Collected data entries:

▽

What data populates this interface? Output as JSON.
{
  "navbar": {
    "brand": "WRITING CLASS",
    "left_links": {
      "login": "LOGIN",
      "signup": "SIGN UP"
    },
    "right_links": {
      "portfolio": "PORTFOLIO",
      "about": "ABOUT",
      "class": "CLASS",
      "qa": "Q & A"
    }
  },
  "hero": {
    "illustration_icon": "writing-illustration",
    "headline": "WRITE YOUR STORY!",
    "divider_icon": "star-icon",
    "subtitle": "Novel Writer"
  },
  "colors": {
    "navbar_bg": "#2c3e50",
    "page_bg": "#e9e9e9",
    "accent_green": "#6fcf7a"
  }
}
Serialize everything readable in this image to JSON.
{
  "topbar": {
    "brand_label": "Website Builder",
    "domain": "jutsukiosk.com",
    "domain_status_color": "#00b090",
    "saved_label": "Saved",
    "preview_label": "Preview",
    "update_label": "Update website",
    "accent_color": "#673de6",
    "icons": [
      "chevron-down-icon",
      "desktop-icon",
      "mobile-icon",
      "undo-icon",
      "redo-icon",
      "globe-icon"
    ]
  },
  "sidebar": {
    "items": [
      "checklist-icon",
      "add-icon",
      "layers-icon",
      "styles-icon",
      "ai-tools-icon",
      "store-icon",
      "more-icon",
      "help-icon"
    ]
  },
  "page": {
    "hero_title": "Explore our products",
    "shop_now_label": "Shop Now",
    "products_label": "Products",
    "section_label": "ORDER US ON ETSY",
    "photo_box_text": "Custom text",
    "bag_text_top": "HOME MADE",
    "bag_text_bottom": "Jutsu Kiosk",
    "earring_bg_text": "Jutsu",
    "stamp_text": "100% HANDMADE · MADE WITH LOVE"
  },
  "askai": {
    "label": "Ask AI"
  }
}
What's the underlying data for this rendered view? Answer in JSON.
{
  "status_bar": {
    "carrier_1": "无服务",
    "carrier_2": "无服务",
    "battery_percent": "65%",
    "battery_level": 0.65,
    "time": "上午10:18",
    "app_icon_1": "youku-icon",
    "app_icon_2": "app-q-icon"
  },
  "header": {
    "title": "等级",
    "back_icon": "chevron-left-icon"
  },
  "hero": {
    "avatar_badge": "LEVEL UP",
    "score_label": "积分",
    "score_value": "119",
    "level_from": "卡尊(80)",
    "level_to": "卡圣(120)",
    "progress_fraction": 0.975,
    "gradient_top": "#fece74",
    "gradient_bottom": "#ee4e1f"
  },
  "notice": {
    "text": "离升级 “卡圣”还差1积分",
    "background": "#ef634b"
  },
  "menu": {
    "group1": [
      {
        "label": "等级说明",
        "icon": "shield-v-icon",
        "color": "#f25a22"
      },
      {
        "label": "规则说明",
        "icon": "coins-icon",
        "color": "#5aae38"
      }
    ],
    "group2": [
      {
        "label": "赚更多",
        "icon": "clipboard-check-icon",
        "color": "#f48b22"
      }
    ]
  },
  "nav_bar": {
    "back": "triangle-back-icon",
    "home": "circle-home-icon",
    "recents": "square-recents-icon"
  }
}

△

What the task requires :: Gather from the records above every line containing the string "this".

Answer in full ::
What data populates this interface? Output as JSON.
Serialize everything readable in this image to JSON.
What's the underlying data for this rendered view? Answer in JSON.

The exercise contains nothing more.